Data entries
====

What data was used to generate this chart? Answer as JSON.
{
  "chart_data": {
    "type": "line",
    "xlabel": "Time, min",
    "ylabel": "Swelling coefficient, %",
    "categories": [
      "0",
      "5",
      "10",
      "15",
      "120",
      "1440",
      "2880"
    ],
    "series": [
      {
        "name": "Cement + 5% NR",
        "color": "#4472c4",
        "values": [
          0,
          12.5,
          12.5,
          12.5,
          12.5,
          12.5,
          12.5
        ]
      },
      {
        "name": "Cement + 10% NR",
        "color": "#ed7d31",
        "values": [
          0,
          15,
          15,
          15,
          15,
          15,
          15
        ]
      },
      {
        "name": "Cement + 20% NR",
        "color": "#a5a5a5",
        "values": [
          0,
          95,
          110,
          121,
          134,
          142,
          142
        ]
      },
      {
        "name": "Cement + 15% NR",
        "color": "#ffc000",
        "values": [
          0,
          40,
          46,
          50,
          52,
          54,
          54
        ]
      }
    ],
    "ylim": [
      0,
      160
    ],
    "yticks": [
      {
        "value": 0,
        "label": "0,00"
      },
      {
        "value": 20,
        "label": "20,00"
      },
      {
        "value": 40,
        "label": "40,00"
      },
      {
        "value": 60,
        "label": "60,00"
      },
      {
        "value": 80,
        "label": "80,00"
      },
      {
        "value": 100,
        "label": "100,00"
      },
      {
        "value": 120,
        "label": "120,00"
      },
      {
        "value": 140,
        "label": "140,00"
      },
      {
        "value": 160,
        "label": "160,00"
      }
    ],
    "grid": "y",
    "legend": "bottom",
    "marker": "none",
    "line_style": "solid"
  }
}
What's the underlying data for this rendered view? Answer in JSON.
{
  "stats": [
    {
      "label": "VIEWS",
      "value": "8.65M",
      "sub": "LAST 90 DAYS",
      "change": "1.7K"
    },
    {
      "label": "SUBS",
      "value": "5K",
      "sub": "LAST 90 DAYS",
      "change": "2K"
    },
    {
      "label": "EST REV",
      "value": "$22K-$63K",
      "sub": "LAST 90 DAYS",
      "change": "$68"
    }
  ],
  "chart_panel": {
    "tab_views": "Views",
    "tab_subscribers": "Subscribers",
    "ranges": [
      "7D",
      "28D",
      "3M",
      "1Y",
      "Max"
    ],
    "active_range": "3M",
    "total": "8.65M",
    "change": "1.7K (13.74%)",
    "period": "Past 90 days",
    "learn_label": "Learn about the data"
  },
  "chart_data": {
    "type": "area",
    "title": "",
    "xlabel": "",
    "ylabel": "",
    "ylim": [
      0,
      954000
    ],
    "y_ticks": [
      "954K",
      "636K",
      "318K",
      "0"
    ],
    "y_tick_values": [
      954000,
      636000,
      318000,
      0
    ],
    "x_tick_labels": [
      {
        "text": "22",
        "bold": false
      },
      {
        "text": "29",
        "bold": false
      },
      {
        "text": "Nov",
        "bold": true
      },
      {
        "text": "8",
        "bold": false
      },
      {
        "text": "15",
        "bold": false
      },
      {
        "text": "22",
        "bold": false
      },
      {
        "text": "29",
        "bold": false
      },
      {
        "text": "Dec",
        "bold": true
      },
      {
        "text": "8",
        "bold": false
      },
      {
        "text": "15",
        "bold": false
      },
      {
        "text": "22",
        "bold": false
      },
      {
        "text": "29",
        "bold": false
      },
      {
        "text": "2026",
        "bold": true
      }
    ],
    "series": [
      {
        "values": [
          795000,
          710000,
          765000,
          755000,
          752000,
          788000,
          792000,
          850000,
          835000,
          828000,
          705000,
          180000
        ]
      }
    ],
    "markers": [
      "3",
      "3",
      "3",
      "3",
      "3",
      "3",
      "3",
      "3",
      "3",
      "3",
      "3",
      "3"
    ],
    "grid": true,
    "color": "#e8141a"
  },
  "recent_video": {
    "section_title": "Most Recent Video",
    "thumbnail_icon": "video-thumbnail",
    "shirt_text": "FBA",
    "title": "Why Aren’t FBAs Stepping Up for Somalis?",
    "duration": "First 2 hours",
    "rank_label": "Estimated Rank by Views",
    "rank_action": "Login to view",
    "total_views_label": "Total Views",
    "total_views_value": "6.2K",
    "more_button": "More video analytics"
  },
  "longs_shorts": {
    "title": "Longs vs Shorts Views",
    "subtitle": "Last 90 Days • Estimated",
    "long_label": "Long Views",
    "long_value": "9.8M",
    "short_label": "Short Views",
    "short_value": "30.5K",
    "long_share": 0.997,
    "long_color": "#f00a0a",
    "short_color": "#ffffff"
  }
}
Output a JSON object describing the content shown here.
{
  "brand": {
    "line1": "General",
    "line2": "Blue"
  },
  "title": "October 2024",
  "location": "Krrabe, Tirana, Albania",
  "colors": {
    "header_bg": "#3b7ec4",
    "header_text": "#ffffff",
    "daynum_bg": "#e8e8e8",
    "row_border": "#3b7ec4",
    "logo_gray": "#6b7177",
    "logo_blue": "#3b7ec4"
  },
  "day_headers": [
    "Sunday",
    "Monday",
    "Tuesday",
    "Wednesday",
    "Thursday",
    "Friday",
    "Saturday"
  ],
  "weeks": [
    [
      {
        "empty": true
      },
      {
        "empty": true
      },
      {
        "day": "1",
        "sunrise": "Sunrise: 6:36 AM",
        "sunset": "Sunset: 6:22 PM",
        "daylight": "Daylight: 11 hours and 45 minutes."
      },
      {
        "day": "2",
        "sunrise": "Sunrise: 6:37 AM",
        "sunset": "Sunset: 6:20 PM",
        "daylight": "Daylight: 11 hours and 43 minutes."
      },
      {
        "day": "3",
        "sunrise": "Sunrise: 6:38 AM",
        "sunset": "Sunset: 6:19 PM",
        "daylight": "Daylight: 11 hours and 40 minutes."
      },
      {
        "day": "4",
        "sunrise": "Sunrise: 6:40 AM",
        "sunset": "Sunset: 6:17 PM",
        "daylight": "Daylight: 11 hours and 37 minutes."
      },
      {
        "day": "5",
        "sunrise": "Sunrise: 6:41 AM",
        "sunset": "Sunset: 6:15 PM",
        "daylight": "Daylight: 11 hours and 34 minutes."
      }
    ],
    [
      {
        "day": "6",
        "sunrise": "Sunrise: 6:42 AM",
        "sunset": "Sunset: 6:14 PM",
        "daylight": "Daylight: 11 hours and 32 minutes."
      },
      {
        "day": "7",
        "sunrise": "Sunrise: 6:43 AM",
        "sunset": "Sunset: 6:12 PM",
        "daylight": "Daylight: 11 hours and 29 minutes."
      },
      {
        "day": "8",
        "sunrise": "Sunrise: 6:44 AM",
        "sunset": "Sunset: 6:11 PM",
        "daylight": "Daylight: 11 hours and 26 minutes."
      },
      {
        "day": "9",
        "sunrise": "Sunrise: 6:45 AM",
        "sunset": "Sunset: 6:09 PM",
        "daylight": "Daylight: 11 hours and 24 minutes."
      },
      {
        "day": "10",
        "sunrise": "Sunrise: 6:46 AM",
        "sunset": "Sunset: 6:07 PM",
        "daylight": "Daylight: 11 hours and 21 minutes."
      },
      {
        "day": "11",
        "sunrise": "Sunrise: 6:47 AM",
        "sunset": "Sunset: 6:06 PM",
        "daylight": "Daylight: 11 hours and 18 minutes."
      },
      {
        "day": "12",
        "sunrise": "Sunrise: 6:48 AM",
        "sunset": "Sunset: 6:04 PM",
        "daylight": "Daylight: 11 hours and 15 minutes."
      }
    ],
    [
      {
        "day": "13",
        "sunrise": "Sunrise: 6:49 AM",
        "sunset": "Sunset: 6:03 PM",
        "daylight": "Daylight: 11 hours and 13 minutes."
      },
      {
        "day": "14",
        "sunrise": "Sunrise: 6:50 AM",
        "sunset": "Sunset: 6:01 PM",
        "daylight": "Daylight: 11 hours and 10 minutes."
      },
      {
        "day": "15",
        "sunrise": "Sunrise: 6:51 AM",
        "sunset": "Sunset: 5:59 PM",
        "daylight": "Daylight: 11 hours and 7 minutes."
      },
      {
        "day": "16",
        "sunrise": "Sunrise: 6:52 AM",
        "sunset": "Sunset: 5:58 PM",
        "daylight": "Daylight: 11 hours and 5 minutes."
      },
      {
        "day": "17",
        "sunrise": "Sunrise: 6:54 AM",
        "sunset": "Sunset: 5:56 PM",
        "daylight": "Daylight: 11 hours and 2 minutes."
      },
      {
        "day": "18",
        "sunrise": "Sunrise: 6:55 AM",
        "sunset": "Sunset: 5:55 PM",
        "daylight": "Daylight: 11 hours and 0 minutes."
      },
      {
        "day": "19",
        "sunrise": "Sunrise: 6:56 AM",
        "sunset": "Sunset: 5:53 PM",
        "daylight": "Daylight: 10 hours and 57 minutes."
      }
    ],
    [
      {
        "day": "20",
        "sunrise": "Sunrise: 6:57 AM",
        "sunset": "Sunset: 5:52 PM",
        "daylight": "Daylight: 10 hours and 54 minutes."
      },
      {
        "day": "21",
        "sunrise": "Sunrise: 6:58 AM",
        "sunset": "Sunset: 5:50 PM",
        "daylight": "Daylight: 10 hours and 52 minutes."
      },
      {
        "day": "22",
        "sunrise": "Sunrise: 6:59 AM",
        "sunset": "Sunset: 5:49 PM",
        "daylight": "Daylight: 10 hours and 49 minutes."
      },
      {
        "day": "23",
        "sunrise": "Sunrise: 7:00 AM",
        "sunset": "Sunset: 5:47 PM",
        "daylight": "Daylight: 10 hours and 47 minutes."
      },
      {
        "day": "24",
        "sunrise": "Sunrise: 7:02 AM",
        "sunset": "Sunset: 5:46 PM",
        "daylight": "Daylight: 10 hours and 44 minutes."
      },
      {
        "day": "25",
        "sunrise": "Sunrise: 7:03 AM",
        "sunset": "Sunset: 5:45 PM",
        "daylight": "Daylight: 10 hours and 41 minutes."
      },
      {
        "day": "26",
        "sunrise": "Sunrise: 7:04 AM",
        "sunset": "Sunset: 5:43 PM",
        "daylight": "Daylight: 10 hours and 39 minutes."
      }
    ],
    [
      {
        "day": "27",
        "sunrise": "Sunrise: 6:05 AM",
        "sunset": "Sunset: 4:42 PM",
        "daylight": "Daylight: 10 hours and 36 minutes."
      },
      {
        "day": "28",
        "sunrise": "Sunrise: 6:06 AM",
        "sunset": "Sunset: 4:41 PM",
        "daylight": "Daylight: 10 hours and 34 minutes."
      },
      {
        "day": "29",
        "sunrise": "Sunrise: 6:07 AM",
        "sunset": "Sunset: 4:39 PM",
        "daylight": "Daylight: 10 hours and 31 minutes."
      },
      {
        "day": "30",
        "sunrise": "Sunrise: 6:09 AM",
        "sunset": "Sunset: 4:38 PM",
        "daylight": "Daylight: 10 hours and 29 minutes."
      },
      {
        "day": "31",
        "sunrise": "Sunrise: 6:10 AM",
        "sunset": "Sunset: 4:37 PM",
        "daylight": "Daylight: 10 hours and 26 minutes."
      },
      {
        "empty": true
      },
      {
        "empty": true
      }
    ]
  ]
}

====

Tally the lines above containing "Estimated". Answer with the count only.

_Written solution:_
2